<<<<
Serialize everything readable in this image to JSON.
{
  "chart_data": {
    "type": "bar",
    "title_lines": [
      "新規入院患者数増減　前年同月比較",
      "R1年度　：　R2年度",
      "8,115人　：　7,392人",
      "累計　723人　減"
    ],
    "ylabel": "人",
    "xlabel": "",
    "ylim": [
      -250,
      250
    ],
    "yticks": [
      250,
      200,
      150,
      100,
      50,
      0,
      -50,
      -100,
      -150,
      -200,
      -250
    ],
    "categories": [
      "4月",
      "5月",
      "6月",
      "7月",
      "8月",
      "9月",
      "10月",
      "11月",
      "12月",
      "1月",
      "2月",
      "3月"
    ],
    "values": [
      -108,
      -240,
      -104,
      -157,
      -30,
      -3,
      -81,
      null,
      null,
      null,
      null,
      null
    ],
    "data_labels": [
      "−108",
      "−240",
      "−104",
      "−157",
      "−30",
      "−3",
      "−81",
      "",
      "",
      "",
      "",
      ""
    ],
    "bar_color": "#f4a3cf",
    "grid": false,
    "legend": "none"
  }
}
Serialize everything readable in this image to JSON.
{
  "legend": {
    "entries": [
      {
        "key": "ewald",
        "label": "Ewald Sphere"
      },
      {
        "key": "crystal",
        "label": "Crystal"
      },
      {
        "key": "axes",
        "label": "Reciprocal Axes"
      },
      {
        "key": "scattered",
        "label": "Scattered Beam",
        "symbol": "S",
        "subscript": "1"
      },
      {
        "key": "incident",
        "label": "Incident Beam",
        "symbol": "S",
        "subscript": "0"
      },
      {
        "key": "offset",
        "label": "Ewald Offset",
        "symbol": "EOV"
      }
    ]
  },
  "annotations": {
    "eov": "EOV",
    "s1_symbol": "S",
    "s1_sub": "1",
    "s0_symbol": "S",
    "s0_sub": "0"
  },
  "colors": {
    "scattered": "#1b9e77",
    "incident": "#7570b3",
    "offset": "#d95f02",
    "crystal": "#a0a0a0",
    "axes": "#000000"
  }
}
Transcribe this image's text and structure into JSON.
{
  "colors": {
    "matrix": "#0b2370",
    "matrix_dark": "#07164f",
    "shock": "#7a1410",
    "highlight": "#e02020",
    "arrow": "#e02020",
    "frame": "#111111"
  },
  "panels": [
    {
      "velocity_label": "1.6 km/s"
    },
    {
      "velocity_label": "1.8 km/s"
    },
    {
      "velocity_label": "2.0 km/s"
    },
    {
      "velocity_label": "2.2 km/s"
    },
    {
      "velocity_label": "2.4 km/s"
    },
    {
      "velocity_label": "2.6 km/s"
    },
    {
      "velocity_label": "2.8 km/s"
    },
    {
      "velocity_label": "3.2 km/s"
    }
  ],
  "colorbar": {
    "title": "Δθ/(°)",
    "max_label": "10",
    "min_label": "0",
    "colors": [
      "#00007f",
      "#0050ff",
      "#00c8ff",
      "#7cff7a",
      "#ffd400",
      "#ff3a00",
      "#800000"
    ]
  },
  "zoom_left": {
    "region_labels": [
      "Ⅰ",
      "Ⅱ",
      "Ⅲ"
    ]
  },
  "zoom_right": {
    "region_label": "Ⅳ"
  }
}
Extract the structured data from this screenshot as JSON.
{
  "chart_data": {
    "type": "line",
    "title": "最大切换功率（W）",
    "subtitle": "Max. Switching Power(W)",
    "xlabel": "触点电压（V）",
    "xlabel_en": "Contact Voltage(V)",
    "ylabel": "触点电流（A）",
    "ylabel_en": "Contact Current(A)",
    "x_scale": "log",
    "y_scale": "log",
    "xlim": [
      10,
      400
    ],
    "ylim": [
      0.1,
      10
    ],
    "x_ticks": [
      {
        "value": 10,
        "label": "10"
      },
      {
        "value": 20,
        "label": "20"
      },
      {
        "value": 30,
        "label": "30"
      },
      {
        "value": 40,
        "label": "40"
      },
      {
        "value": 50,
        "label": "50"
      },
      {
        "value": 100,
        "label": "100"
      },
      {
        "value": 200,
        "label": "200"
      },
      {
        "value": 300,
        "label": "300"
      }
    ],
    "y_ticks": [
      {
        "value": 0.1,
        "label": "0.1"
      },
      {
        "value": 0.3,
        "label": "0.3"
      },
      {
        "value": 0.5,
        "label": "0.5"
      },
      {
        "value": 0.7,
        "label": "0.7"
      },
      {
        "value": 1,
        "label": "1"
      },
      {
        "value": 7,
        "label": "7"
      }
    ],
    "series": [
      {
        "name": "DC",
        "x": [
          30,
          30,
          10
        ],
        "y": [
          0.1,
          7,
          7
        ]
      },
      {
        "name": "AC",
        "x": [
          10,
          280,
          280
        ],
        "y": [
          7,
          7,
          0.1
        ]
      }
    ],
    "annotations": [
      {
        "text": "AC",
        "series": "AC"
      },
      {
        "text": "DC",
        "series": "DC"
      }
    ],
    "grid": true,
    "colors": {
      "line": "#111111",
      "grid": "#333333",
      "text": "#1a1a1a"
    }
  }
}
>>>>
### Exercise directions
Copy the material above back out, exactly as written.

### Correct result
Serialize everything readable in this image to JSON.
{
  "chart_data": {
    "type": "bar",
    "title_lines": [
      "新規入院患者数増減　前年同月比較",
      "R1年度　：　R2年度",
      "8,115人　：　7,392人",
      "累計　723人　減"
    ],
    "ylabel": "人",
    "xlabel": "",
    "ylim": [
      -250,
      250
    ],
    "yticks": [
      250,
      200,
      150,
      100,
      50,
      0,
      -50,
      -100,
      -150,
      -200,
      -250
    ],
    "categories": [
      "4月",
      "5月",
      "6月",
      "7月",
      "8月",
      "9月",
      "10月",
      "11月",
      "12月",
      "1月",
      "2月",
      "3月"
    ],
    "values": [
      -108,
      -240,
      -104,
      -157,
      -30,
      -3,
      -81,
      null,
      null,
      null,
      null,
      null
    ],
    "data_labels": [
      "−108",
      "−240",
      "−104",
      "−157",
      "−30",
      "−3",
      "−81",
      "",
      "",
      "",
      "",
      ""
    ],
    "bar_color": "#f4a3cf",
    "grid": false,
    "legend": "none"
  }
}
Serialize everything readable in this image to JSON.
{
  "legend": {
    "entries": [
      {
        "key": "ewald",
        "label": "Ewald Sphere"
      },
      {
        "key": "crystal",
        "label": "Crystal"
      },
      {
        "key": "axes",
        "label": "Reciprocal Axes"
      },
      {
        "key": "scattered",
        "label": "Scattered Beam",
        "symbol": "S",
        "subscript": "1"
      },
      {
        "key": "incident",
        "label": "Incident Beam",
        "symbol": "S",
        "subscript": "0"
      },
      {
        "key": "offset",
        "label": "Ewald Offset",
        "symbol": "EOV"
      }
    ]
  },
  "annotations": {
    "eov": "EOV",
    "s1_symbol": "S",
    "s1_sub": "1",
    "s0_symbol": "S",
    "s0_sub": "0"
  },
  "colors": {
    "scattered": "#1b9e77",
    "incident": "#7570b3",
    "offset": "#d95f02",
    "crystal": "#a0a0a0",
    "axes": "#000000"
  }
}
Transcribe this image's text and structure into JSON.
{
  "colors": {
    "matrix": "#0b2370",
    "matrix_dark": "#07164f",
    "shock": "#7a1410",
    "highlight": "#e02020",
    "arrow": "#e02020",
    "frame": "#111111"
  },
  "panels": [
    {
      "velocity_label": "1.6 km/s"
    },
    {
      "velocity_label": "1.8 km/s"
    },
    {
      "velocity_label": "2.0 km/s"
    },
    {
      "velocity_label": "2.2 km/s"
    },
    {
      "velocity_label": "2.4 km/s"
    },
    {
      "velocity_label": "2.6 km/s"
    },
    {
      "velocity_label": "2.8 km/s"
    },
    {
      "velocity_label": "3.2 km/s"
    }
  ],
  "colorbar": {
    "title": "Δθ/(°)",
    "max_label": "10",
    "min_label": "0",
    "colors": [
      "#00007f",
      "#0050ff",
      "#00c8ff",
      "#7cff7a",
      "#ffd400",
      "#ff3a00",
      "#800000"
    ]
  },
  "zoom_left": {
    "region_labels": [
      "Ⅰ",
      "Ⅱ",
      "Ⅲ"
    ]
  },
  "zoom_right": {
    "region_label": "Ⅳ"
  }
}
Extract the structured data from this screenshot as JSON.
{
  "chart_data": {
    "type": "line",
    "title": "最大切换功率（W）",
    "subtitle": "Max. Switching Power(W)",
    "xlabel": "触点电压（V）",
    "xlabel_en": "Contact Voltage(V)",
    "ylabel": "触点电流（A）",
    "ylabel_en": "Contact Current(A)",
    "x_scale": "log",
    "y_scale": "log",
    "xlim": [
      10,
      400
    ],
    "ylim": [
      0.1,
      10
    ],
    "x_ticks": [
      {
        "value": 10,
        "label": "10"
      },
      {
        "value": 20,
        "label": "20"
      },
      {
        "value": 30,
        "label": "30"
      },
      {
        "value": 40,
        "label": "40"
      },
      {
        "value": 50,
        "label": "50"
      },
      {
        "value": 100,
        "label": "100"
      },
      {
        "value": 200,
        "label": "200"
      },
      {
        "value": 300,
        "label": "300"
      }
    ],
    "y_ticks": [
      {
        "value": 0.1,
        "label": "0.1"
      },
      {
        "value": 0.3,
        "label": "0.3"
      },
      {
        "value": 0.5,
        "label": "0.5"
      },
      {
        "value": 0.7,
        "label": "0.7"
      },
      {
        "value": 1,
        "label": "1"
      },
      {
        "value": 7,
        "label": "7"
      }
    ],
    "series": [
      {
        "name": "DC",
        "x": [
          30,
          30,
          10
        ],
        "y": [
          0.1,
          7,
          7
        ]
      },
      {
        "name": "AC",
        "x": [
          10,
          280,
          280
        ],
        "y": [
          7,
          7,
          0.1
        ]
      }
    ],
    "annotations": [
      {
        "text": "AC",
        "series": "AC"
      },
      {
        "text": "DC",
        "series": "DC"
      }
    ],
    "grid": true,
    "colors": {
      "line": "#111111",
      "grid": "#333333",
      "text": "#1a1a1a"
    }
  }
}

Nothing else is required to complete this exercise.